┌─ EXERCISE DATA

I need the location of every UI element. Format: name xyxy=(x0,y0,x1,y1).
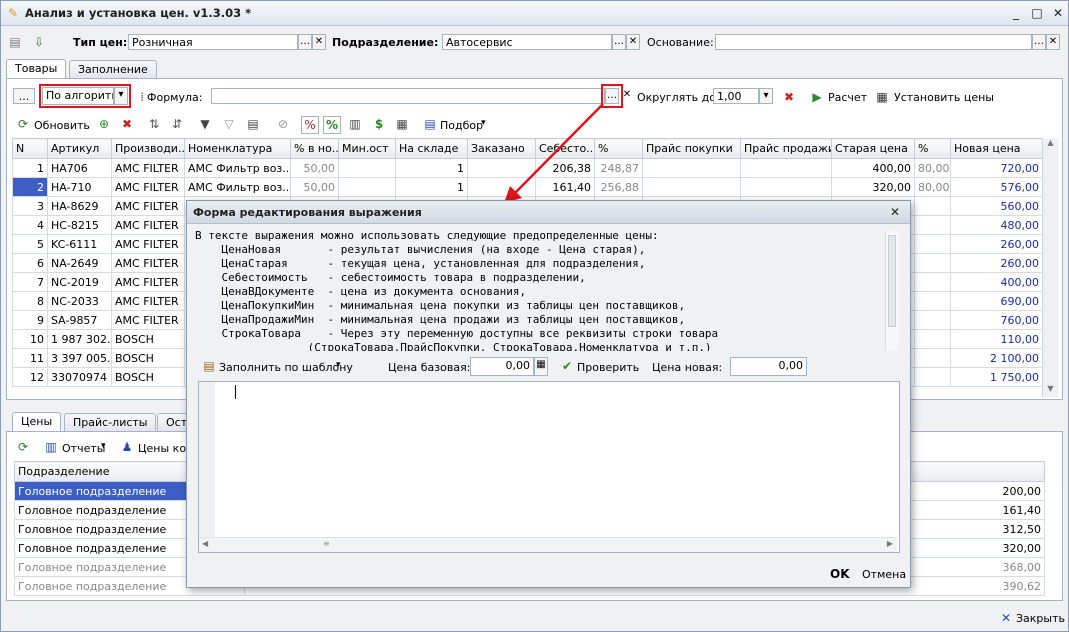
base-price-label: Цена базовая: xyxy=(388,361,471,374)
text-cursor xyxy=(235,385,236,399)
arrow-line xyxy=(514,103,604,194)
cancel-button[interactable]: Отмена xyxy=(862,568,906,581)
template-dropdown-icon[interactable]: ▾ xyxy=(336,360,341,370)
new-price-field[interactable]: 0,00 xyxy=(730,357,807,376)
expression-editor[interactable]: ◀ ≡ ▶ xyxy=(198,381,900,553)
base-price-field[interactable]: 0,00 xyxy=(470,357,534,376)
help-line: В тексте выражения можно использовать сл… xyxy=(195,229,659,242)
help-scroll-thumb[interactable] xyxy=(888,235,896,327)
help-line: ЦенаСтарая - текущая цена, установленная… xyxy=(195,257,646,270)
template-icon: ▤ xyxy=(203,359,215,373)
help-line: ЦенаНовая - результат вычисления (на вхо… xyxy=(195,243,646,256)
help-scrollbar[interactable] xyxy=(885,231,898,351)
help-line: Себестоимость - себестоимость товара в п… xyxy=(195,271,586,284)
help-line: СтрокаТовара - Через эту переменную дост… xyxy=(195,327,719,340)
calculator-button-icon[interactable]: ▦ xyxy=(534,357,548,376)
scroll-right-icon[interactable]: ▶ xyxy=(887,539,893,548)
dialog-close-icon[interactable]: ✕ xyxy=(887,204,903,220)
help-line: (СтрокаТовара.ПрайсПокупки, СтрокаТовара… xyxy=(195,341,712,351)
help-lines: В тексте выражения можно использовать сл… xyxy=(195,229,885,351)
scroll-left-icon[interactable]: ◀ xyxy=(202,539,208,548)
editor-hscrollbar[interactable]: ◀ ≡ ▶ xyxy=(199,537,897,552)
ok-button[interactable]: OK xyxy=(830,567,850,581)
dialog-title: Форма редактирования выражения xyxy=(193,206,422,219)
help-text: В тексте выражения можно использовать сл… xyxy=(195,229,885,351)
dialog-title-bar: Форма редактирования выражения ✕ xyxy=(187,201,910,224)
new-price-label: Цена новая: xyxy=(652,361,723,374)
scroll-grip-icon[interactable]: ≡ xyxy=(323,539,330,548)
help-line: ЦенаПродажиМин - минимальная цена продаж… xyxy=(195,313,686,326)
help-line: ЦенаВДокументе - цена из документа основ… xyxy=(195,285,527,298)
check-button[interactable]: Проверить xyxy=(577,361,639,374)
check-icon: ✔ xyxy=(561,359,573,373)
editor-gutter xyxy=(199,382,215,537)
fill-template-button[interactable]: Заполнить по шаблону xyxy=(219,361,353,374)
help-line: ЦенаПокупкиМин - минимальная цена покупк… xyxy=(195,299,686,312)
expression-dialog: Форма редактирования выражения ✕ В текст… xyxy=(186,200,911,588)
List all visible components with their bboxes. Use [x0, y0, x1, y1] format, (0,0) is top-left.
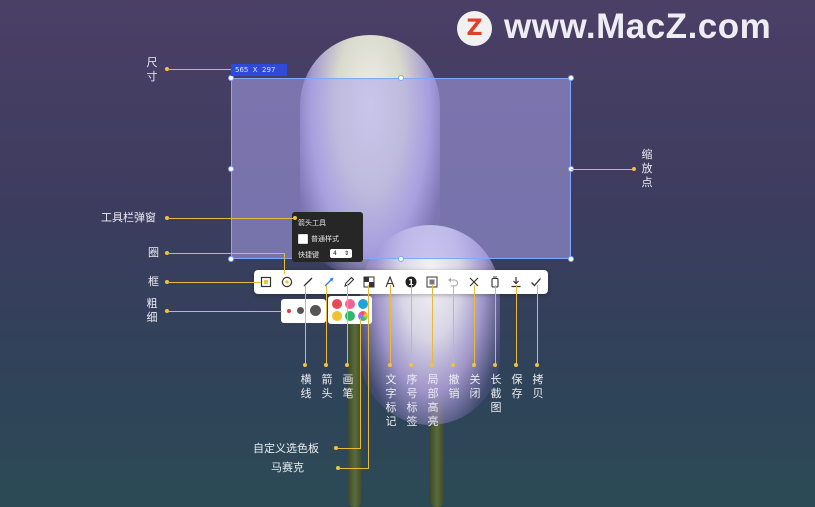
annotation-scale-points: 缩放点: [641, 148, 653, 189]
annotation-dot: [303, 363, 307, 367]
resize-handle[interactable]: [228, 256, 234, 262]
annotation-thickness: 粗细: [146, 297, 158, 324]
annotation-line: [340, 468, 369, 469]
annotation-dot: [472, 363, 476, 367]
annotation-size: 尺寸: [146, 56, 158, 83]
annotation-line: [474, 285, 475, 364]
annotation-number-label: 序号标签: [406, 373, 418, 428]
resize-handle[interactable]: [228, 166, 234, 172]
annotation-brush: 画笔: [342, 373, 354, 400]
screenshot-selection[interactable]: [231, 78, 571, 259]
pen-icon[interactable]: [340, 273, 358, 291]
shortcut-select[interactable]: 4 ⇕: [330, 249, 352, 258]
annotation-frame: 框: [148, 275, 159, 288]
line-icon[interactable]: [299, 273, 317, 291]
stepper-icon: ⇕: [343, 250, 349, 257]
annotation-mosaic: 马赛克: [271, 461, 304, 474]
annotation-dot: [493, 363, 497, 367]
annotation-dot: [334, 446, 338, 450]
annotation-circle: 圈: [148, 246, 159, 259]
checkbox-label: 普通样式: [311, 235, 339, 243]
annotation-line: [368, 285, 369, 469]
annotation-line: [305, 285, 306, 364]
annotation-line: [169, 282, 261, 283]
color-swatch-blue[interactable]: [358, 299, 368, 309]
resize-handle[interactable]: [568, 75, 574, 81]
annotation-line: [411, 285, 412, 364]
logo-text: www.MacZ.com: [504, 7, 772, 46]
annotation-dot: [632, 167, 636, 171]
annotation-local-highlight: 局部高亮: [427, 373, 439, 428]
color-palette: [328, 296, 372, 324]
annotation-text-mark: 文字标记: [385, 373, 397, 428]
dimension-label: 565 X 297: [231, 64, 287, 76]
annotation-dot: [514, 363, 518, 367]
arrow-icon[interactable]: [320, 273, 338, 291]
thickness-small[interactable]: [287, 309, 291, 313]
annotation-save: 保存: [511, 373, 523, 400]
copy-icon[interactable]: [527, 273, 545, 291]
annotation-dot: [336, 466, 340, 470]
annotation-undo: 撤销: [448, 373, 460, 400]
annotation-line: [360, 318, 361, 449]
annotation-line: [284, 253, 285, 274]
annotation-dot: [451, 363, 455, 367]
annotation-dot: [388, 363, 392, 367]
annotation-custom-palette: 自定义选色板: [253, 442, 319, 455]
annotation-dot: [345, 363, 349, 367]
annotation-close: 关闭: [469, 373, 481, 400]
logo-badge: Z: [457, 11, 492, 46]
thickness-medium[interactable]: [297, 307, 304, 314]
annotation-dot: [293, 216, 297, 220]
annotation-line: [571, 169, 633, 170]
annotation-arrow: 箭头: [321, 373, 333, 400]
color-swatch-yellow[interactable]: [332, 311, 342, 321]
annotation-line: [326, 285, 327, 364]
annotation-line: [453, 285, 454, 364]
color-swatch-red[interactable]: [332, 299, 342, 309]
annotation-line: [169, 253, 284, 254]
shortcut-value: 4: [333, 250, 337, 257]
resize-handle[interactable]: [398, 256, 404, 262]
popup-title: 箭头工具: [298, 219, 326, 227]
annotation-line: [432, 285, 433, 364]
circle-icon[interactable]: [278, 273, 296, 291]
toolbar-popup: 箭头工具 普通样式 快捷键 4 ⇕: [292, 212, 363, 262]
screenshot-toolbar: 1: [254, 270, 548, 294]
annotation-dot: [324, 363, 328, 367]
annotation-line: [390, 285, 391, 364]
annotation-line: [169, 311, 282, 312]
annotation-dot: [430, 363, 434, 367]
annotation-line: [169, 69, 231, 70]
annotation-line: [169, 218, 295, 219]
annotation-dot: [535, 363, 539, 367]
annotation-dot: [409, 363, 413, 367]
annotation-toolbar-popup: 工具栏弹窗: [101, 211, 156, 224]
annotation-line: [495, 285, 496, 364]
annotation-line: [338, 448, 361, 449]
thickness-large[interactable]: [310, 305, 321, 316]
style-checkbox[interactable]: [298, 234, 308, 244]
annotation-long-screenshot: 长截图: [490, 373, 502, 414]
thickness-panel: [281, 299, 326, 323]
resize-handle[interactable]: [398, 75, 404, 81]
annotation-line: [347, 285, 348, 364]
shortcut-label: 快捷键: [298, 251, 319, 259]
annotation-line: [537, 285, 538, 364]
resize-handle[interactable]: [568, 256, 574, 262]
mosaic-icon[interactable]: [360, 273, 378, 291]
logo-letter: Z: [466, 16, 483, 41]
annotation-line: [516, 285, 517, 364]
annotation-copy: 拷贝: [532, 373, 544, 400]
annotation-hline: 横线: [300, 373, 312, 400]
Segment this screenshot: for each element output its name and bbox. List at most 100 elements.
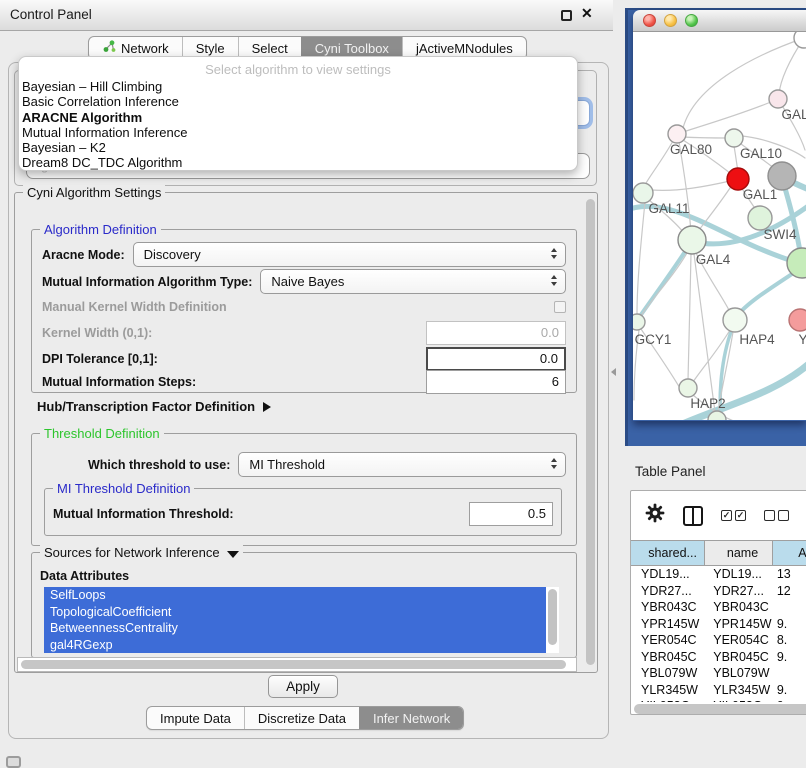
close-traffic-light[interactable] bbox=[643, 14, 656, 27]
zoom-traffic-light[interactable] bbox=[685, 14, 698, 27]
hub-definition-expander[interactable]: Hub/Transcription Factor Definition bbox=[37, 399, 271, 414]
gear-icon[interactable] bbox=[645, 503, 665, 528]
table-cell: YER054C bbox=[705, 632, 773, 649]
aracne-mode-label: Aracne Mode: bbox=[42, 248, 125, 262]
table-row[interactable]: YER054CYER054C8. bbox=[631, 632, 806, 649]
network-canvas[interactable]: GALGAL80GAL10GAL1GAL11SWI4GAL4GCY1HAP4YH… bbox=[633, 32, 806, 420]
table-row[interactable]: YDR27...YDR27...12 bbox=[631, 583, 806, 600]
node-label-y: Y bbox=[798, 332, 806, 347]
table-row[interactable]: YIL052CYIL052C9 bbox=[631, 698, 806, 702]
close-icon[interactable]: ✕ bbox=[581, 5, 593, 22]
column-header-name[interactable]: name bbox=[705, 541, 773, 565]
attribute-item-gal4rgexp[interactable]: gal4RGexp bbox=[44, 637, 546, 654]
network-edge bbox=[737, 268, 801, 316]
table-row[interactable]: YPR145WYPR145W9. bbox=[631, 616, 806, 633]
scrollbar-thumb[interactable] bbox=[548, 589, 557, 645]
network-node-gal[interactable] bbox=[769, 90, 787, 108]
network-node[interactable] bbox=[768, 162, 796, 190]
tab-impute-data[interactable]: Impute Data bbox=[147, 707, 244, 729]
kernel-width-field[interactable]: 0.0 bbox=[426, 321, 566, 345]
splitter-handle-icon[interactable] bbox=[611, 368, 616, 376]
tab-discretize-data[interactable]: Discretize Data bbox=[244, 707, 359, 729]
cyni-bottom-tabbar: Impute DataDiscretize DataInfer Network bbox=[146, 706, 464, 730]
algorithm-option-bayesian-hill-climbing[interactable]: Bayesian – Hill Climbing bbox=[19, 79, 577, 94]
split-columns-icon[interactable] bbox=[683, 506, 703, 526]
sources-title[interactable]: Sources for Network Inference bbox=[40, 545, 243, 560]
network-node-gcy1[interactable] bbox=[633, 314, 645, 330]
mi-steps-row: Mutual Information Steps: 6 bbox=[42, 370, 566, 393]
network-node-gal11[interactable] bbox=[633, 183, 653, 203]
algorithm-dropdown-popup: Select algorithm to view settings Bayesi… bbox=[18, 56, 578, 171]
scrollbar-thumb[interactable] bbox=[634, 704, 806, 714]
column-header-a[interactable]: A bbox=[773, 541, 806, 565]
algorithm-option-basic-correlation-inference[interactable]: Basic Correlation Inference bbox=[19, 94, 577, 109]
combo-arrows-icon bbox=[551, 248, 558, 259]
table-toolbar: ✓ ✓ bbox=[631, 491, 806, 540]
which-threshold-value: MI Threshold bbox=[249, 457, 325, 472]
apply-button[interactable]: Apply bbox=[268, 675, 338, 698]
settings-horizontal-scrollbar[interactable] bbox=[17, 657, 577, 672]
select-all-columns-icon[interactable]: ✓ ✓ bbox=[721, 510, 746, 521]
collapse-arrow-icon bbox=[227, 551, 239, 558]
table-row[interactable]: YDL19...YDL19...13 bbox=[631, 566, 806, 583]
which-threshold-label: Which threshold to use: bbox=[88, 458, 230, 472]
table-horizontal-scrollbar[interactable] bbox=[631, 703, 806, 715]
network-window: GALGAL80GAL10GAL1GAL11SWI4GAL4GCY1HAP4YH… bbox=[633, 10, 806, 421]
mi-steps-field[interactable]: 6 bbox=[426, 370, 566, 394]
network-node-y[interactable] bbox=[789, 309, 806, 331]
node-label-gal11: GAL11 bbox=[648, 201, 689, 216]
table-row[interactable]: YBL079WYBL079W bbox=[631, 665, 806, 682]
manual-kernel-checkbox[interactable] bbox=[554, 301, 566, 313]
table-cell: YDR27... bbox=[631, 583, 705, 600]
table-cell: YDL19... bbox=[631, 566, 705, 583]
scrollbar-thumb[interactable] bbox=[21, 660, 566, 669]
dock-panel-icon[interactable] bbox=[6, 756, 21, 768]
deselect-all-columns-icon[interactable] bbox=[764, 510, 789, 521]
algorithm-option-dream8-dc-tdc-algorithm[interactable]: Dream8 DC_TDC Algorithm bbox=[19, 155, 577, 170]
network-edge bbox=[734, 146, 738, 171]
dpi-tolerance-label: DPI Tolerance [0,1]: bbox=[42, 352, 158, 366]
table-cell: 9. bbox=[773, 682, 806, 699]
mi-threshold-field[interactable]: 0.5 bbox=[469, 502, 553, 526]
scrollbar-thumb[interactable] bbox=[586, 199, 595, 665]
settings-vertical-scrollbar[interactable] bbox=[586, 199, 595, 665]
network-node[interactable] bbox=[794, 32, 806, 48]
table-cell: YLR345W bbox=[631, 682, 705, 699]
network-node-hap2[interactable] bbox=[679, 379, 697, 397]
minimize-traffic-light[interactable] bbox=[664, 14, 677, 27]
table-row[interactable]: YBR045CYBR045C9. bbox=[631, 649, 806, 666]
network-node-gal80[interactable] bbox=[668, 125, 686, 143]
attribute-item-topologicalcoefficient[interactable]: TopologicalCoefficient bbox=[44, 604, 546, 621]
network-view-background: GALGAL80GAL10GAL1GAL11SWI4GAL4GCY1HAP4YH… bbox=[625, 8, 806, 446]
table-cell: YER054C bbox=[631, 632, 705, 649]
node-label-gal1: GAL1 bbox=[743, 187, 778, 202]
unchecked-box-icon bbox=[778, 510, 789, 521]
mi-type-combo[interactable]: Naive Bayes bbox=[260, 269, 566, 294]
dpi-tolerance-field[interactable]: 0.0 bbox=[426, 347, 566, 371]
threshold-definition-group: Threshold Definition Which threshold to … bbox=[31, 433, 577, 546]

└─

_EXERCISE_
Rewrite the rows from the line with "base-price-label: Цена базовая: xyxy=(388,361,471,374)" through the line with "base-price-field[interactable]: 0,00 xyxy=(470,357,534,376)", swapping "text-cursor" for "caret" and leaving everything else as it is.

_SOLUTION_
base-price-label: Цена базовая: xyxy=(388,361,471,374)
caret xyxy=(235,385,236,399)
arrow-line xyxy=(514,103,604,194)
cancel-button[interactable]: Отмена xyxy=(862,568,906,581)
template-dropdown-icon[interactable]: ▾ xyxy=(336,360,341,370)
new-price-field[interactable]: 0,00 xyxy=(730,357,807,376)
expression-editor[interactable]: ◀ ≡ ▶ xyxy=(198,381,900,553)
base-price-field[interactable]: 0,00 xyxy=(470,357,534,376)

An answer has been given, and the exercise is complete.